Exercise inputs:
● ● ●

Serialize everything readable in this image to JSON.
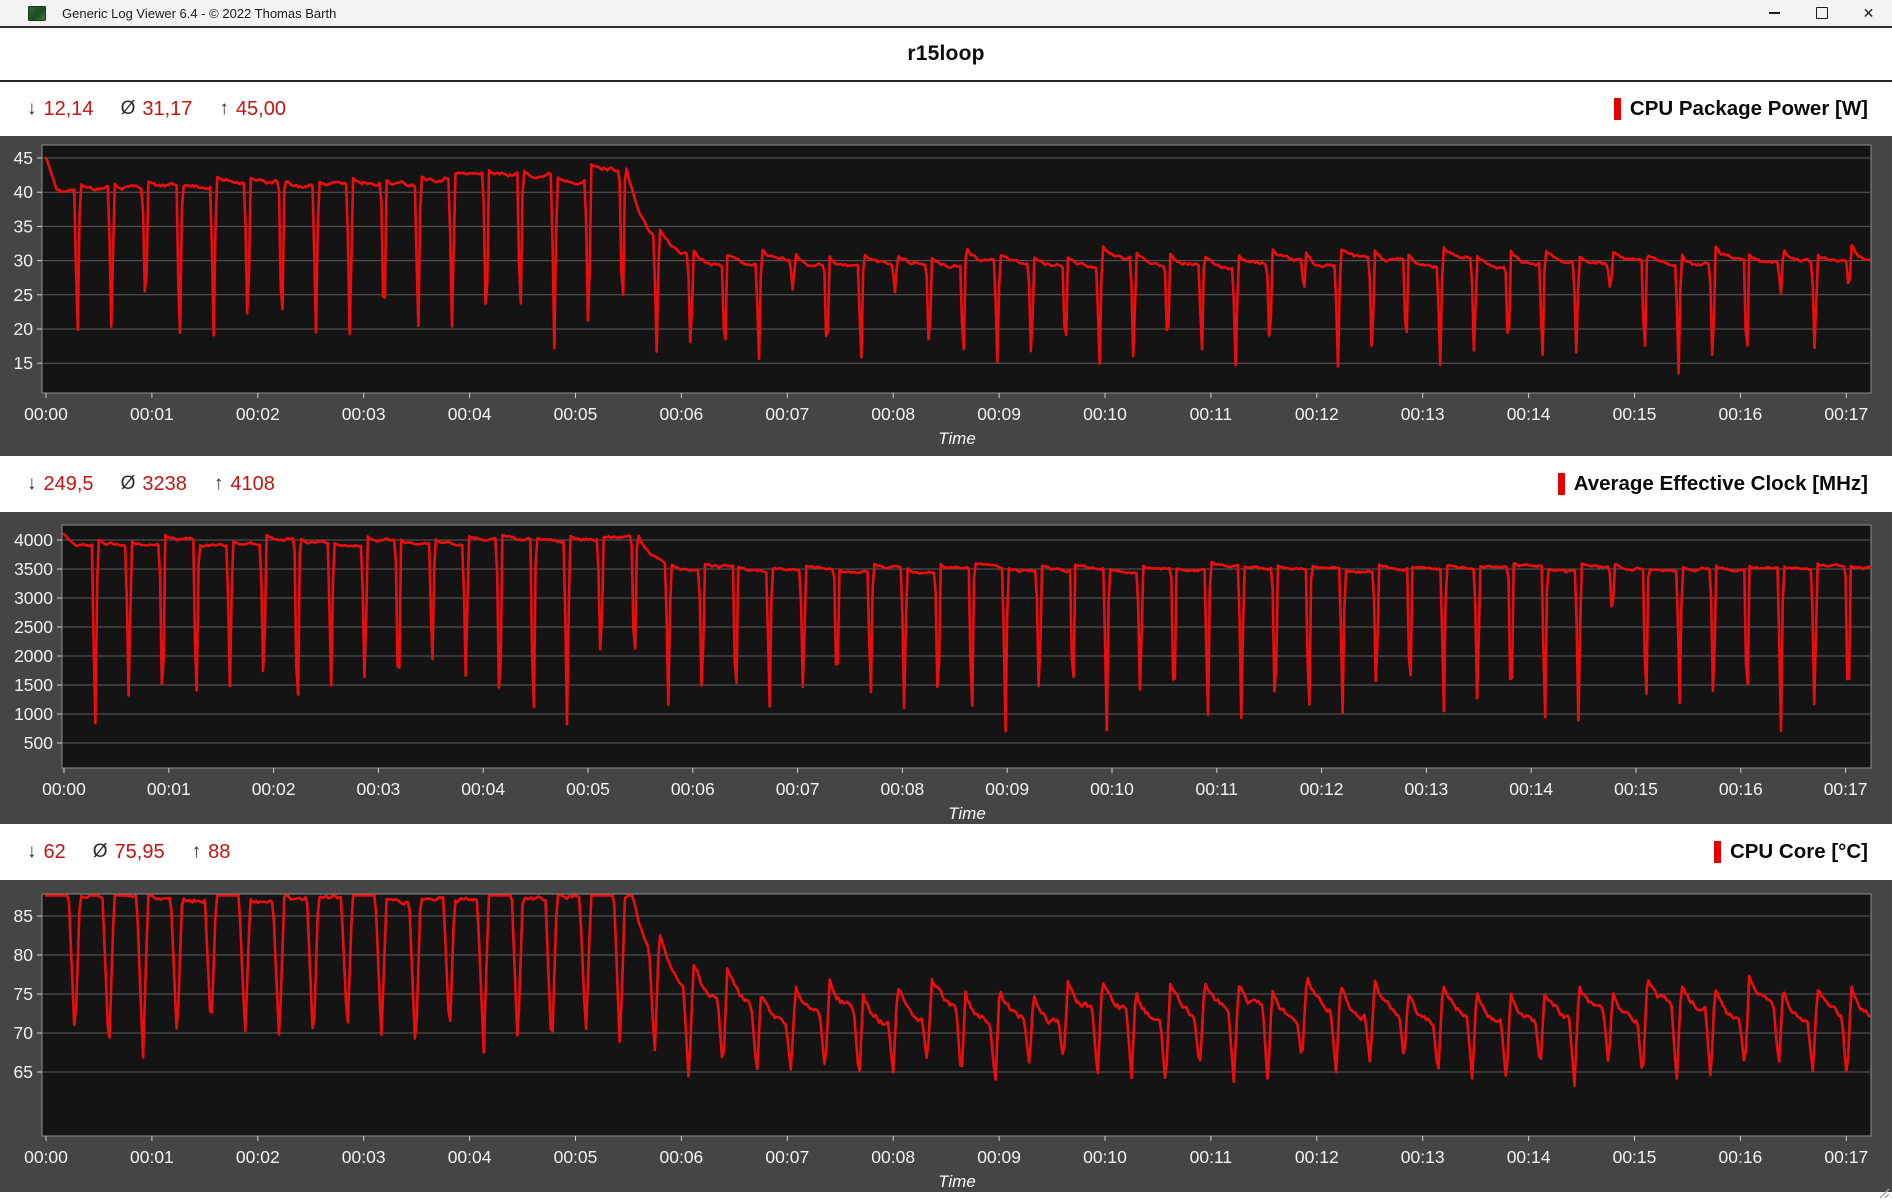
{
  "window": {
    "title": "Generic Log Viewer 6.4 - © 2022 Thomas Barth",
    "close_glyph": "✕"
  },
  "header": {
    "title": "r15loop"
  },
  "stats_icons": {
    "min": "↓",
    "avg": "Ø",
    "max": "↑"
  },
  "sections": [
    {
      "label": "CPU Package Power [W]",
      "stats": {
        "min": "12,14",
        "avg": "31,17",
        "max": "45,00"
      }
    },
    {
      "label": "Average Effective Clock [MHz]",
      "stats": {
        "min": "249,5",
        "avg": "3238",
        "max": "4108"
      }
    },
    {
      "label": "CPU Core [°C]",
      "stats": {
        "min": "62",
        "avg": "75,95",
        "max": "88"
      }
    }
  ],
  "colors": {
    "line_red": "#ee0d0d",
    "stat_value_red": "#c41414",
    "series_bar_red": "#e60000",
    "chart_container_bg": "#454545",
    "plot_bg": "#141414",
    "grid_line": "#5c5c5c",
    "plot_border": "#8d8d8d",
    "axis_text": "#f2f2f2",
    "titlebar_bg": "#f3f3f3"
  },
  "x_ticks": [
    "00:00",
    "00:01",
    "00:02",
    "00:03",
    "00:04",
    "00:05",
    "00:06",
    "00:07",
    "00:08",
    "00:09",
    "00:10",
    "00:11",
    "00:12",
    "00:13",
    "00:14",
    "00:15",
    "00:16",
    "00:17"
  ],
  "chart_data": [
    {
      "type": "line",
      "title": "CPU Package Power [W]",
      "unit": "W",
      "xlabel": "Time",
      "x_range_minutes": [
        0,
        17.2
      ],
      "y_axis": {
        "ticks": [
          45,
          40,
          35,
          30,
          25,
          20,
          15
        ]
      },
      "stats": {
        "min": 12.14,
        "avg": 31.17,
        "max": 45.0
      },
      "pattern": {
        "seed": 11,
        "period_s": 19.3,
        "phase_change_s": 329,
        "tau_s": 14,
        "start_peak": 45,
        "A": {
          "level": 40.3,
          "level_end": 42.7,
          "noise": 0.5,
          "dip_min": 14.8,
          "dip_max": 21.5,
          "dip_pow": 1.3,
          "dip_width_s": 3.2,
          "spike": 0.7,
          "spike_decay_s": 3,
          "shallow_chance": 0,
          "shallow_level": 0
        },
        "B": {
          "level": 29.7,
          "noise": 0.45,
          "dip_min": 12.3,
          "dip_max": 15.5,
          "dip_pow": 1.0,
          "dip_width_s": 3.0,
          "spike": 1.6,
          "spike_decay_s": 4,
          "shallow_chance": 0.08,
          "shallow_level": 25
        }
      }
    },
    {
      "type": "line",
      "title": "Average Effective Clock [MHz]",
      "unit": "MHz",
      "xlabel": "Time",
      "x_range_minutes": [
        0,
        17.2
      ],
      "y_axis": {
        "ticks": [
          4000,
          3500,
          3000,
          2500,
          2000,
          1500,
          1000,
          500
        ]
      },
      "stats": {
        "min": 249.5,
        "avg": 3238,
        "max": 4108
      },
      "pattern": {
        "seed": 23,
        "period_s": 19.3,
        "phase_change_s": 329,
        "tau_s": 9,
        "start_peak": 4100,
        "A": {
          "level": 3950,
          "level_end": 3980,
          "noise": 40,
          "dip_min": 480,
          "dip_max": 1750,
          "dip_pow": 1.7,
          "dip_width_s": 3.2,
          "spike": 70,
          "spike_decay_s": 3,
          "shallow_chance": 0,
          "shallow_level": 0
        },
        "B": {
          "level": 3495,
          "noise": 35,
          "dip_min": 600,
          "dip_max": 1200,
          "dip_pow": 1.5,
          "dip_width_s": 3.0,
          "spike": 60,
          "spike_decay_s": 3,
          "shallow_chance": 0.06,
          "shallow_level": 2600
        }
      }
    },
    {
      "type": "line",
      "title": "CPU Core [°C]",
      "unit": "°C",
      "xlabel": "Time",
      "x_range_minutes": [
        0,
        17.2
      ],
      "y_axis": {
        "ticks": [
          85,
          80,
          75,
          70,
          65
        ]
      },
      "stats": {
        "min": 62,
        "avg": 75.95,
        "max": 88
      },
      "pattern": {
        "seed": 5,
        "period_s": 19.3,
        "phase_change_s": 330,
        "tau_s": 17,
        "start_peak": 88,
        "A": {
          "level": 87.4,
          "level_end": 87.9,
          "noise": 0.5,
          "dip_min": 66.5,
          "dip_max": 70.5,
          "dip_pow": 1.2,
          "dip_width_s": 6.5,
          "spike": 0.2,
          "spike_decay_s": 2,
          "shallow_chance": 0,
          "shallow_level": 0
        },
        "B": {
          "level": 71.9,
          "noise": 0.8,
          "dip_min": 63,
          "dip_max": 66.5,
          "dip_pow": 1.2,
          "dip_width_s": 5.5,
          "spike": 4.3,
          "spike_decay_s": 6.5,
          "shallow_chance": 0,
          "shallow_level": 0
        }
      }
    }
  ]
}
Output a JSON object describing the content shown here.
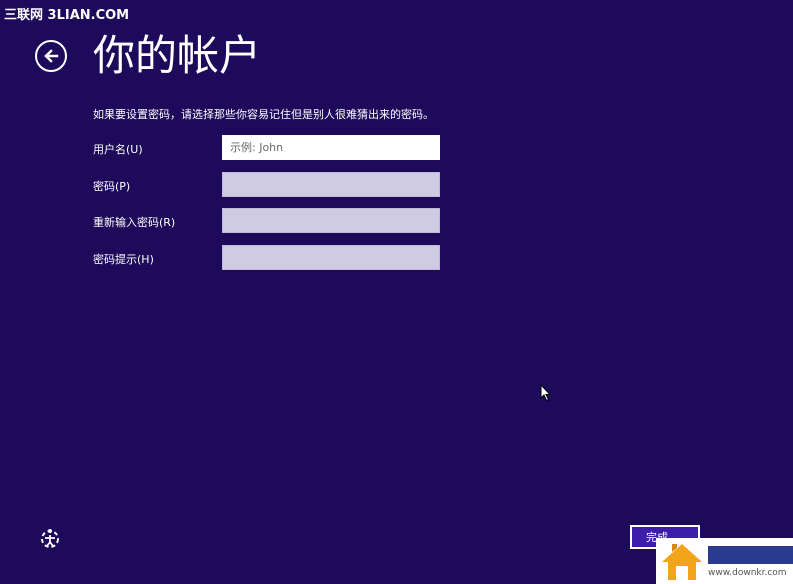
{
  "watermark_top": "三联网 3LIAN.COM",
  "header": {
    "title": "你的帐户"
  },
  "instruction": "如果要设置密码，请选择那些你容易记住但是别人很难猜出来的密码。",
  "form": {
    "username": {
      "label": "用户名(U)",
      "placeholder": "示例: John"
    },
    "password": {
      "label": "密码(P)"
    },
    "reenter": {
      "label": "重新输入密码(R)"
    },
    "hint": {
      "label": "密码提示(H)"
    }
  },
  "footer": {
    "finish_label": "完成"
  },
  "watermark_bottom": {
    "url": "www.downkr.com"
  },
  "colors": {
    "background": "#1e0a5a",
    "button": "#3d1ea8",
    "inactive_input": "#cfcbe2"
  },
  "icons": {
    "back": "back-arrow-icon",
    "ease_of_access": "ease-of-access-icon",
    "cursor": "mouse-pointer-icon"
  }
}
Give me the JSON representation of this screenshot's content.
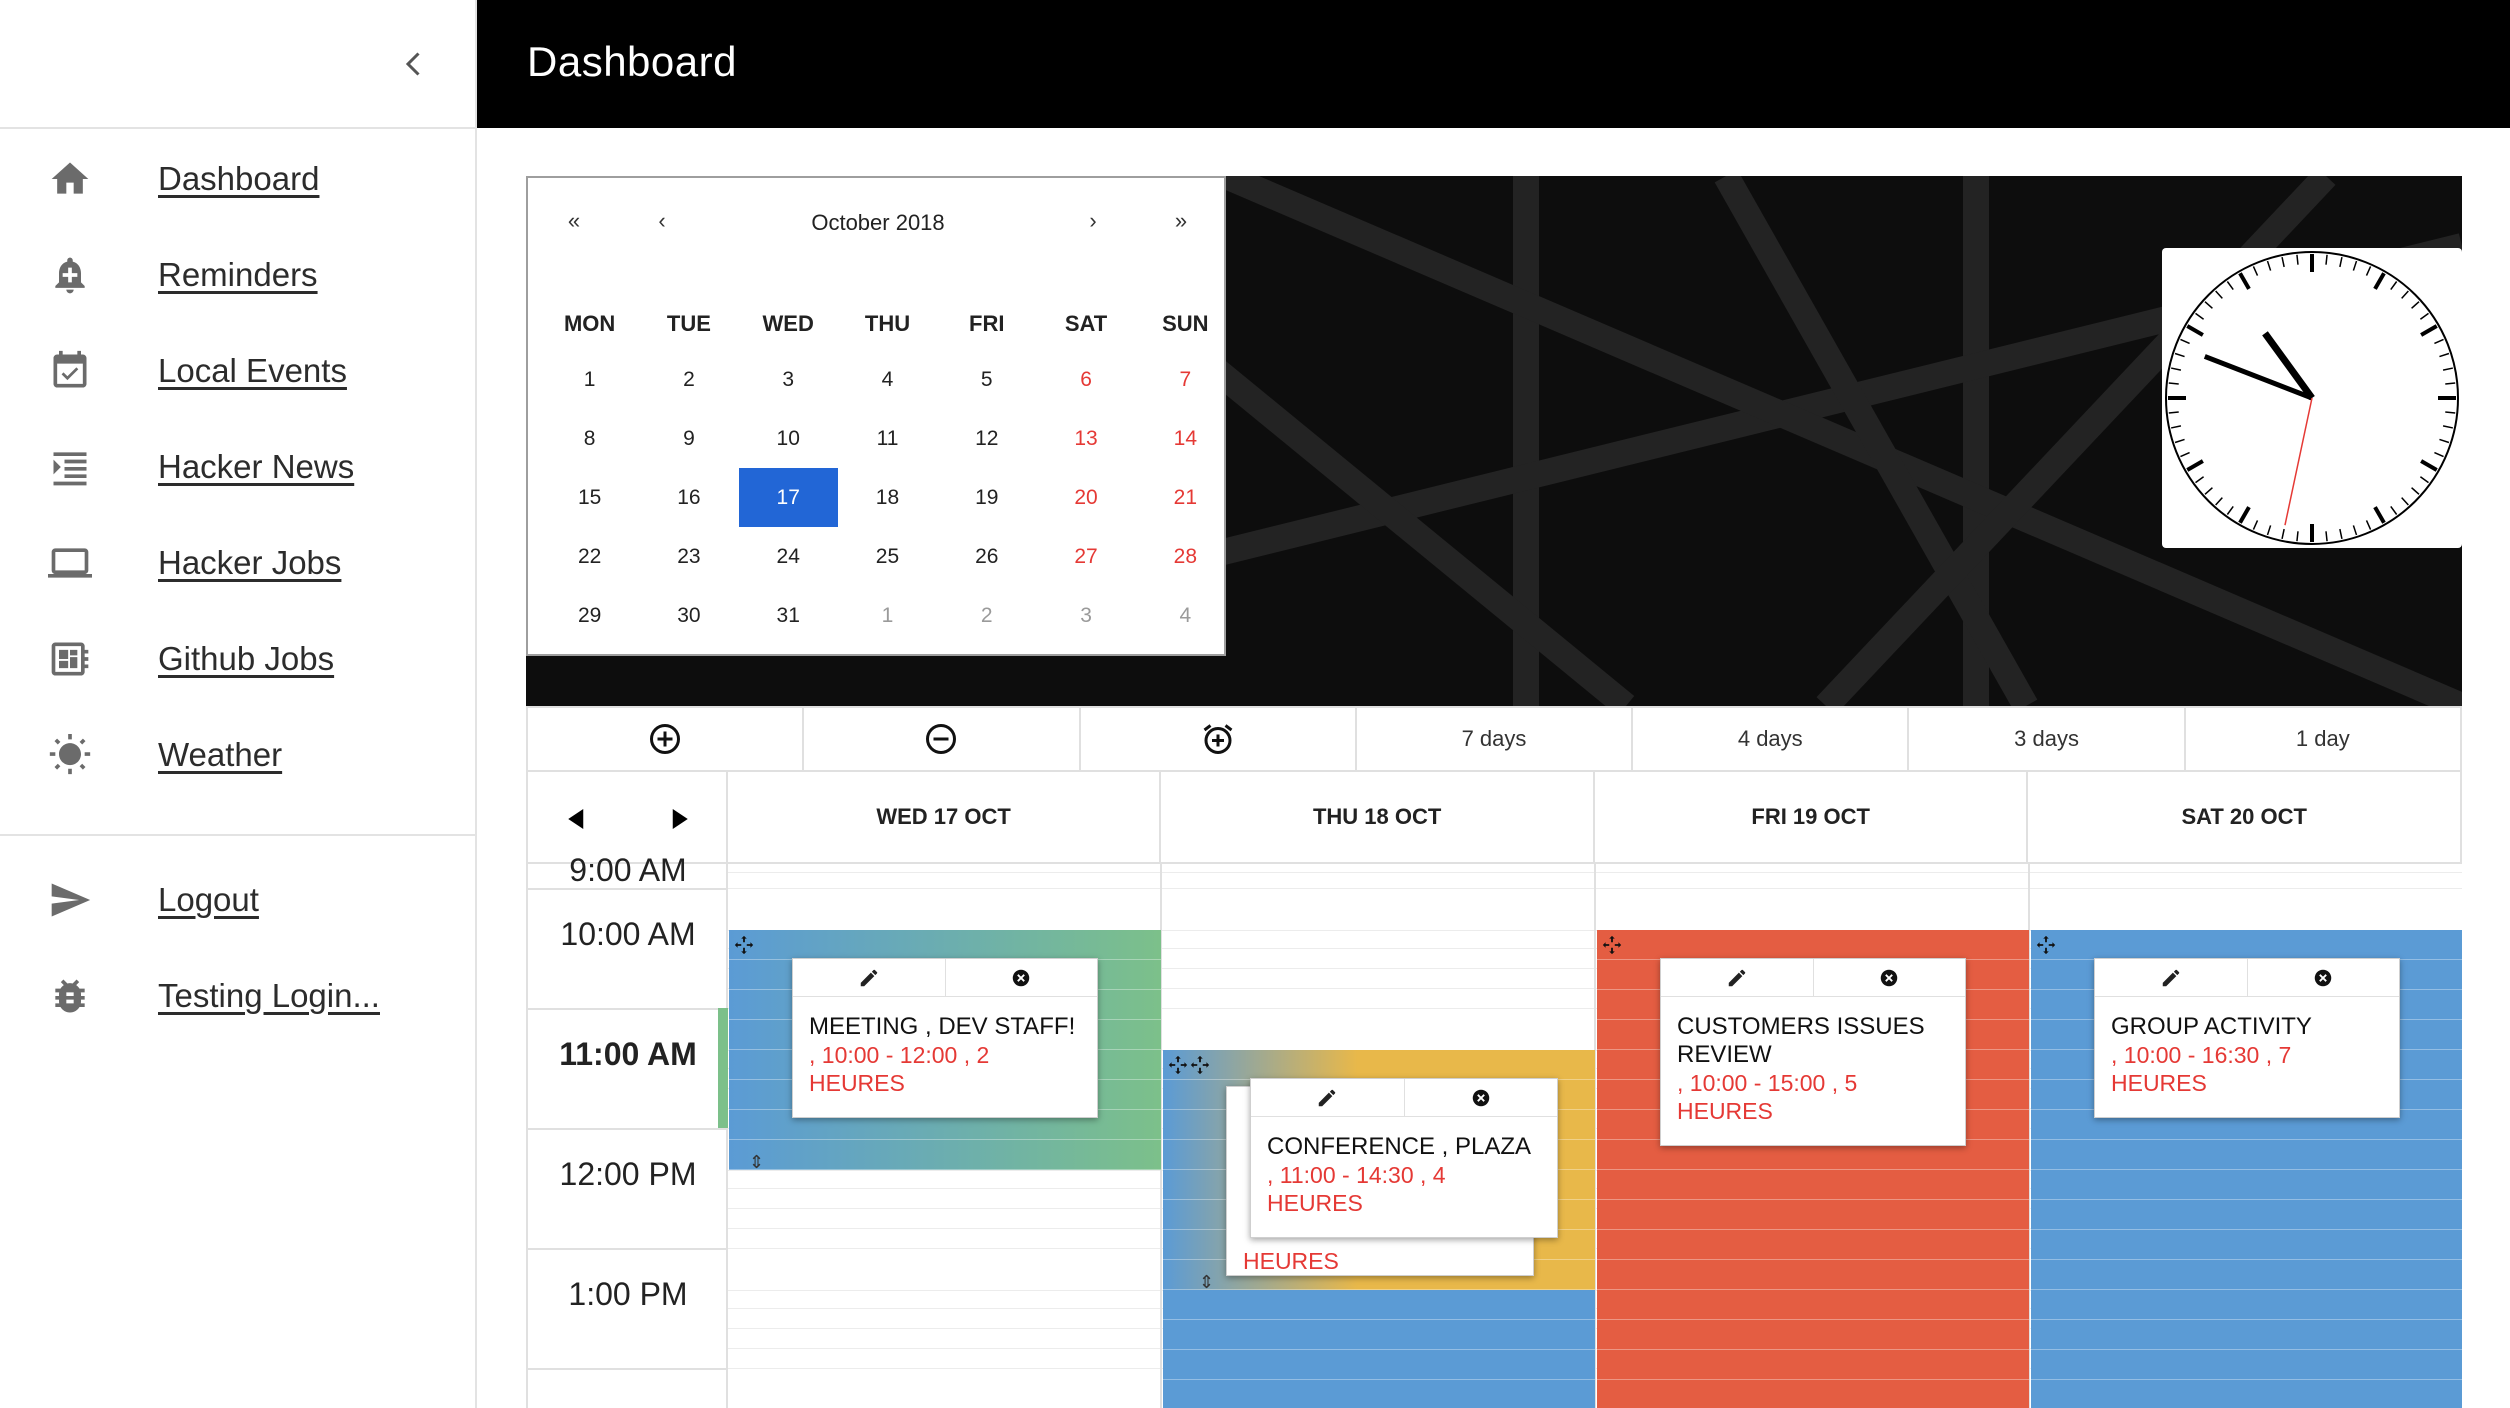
{
  "sidebar": {
    "items": [
      {
        "label": "Dashboard",
        "icon": "home-icon"
      },
      {
        "label": "Reminders",
        "icon": "bell-icon"
      },
      {
        "label": "Local Events",
        "icon": "calendar-check-icon"
      },
      {
        "label": "Hacker News",
        "icon": "list-icon"
      },
      {
        "label": "Hacker Jobs",
        "icon": "laptop-icon"
      },
      {
        "label": "Github Jobs",
        "icon": "grid-icon"
      },
      {
        "label": "Weather",
        "icon": "sun-icon"
      }
    ],
    "secondary": [
      {
        "label": "Logout",
        "icon": "send-icon"
      },
      {
        "label": "Testing Login...",
        "icon": "bug-icon"
      }
    ]
  },
  "header": {
    "title": "Dashboard"
  },
  "mini_calendar": {
    "title": "October 2018",
    "nav": {
      "prev_year": "«",
      "prev_month": "‹",
      "next_month": "›",
      "next_year": "»"
    },
    "weekdays": [
      "MON",
      "TUE",
      "WED",
      "THU",
      "FRI",
      "SAT",
      "SUN"
    ],
    "weeks": [
      [
        "1",
        "2",
        "3",
        "4",
        "5",
        "6",
        "7"
      ],
      [
        "8",
        "9",
        "10",
        "11",
        "12",
        "13",
        "14"
      ],
      [
        "15",
        "16",
        "17",
        "18",
        "19",
        "20",
        "21"
      ],
      [
        "22",
        "23",
        "24",
        "25",
        "26",
        "27",
        "28"
      ],
      [
        "29",
        "30",
        "31",
        "1",
        "2",
        "3",
        "4"
      ]
    ],
    "selected": "17",
    "weekend_color": "#e53935",
    "selected_color": "#2266d6"
  },
  "clock": {
    "hours": 10,
    "minutes": 48,
    "seconds": 32
  },
  "toolbar": {
    "add_icon": "add-circle-icon",
    "remove_icon": "remove-circle-icon",
    "alarm_icon": "alarm-add-icon",
    "views": [
      "7 days",
      "4 days",
      "3 days",
      "1 day"
    ]
  },
  "week": {
    "days": [
      "WED 17 OCT",
      "THU 18 OCT",
      "FRI 19 OCT",
      "SAT 20 OCT"
    ],
    "times": [
      "9:00 AM",
      "10:00 AM",
      "11:00 AM",
      "12:00 PM",
      "1:00 PM"
    ],
    "events": [
      {
        "title": "MEETING , DEV STAFF!",
        "time": ", 10:00 - 12:00 , 2 HEURES"
      },
      {
        "title": "CONFERENCE , PLAZA",
        "time": ", 11:00 - 14:30 , 4 HEURES"
      },
      {
        "title": "CUSTOMERS ISSUES REVIEW",
        "time": ", 10:00 - 15:00 , 5 HEURES"
      },
      {
        "title": "GROUP ACTIVITY",
        "time": ", 10:00 - 16:30 , 7 HEURES"
      },
      {
        "hidden_fragment": "HEURES"
      }
    ],
    "colors": {
      "blue": "#5b9bd5",
      "green": "#7cc08a",
      "orange": "#e45d42",
      "yellow": "#e8b84a"
    }
  }
}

● ● ●

Aim: Extract all lines from the material above that include the word "this".

Reply to the task:
Serialize everything readable in this image to JSON.
Give me the JSON representation of this screenshot's content.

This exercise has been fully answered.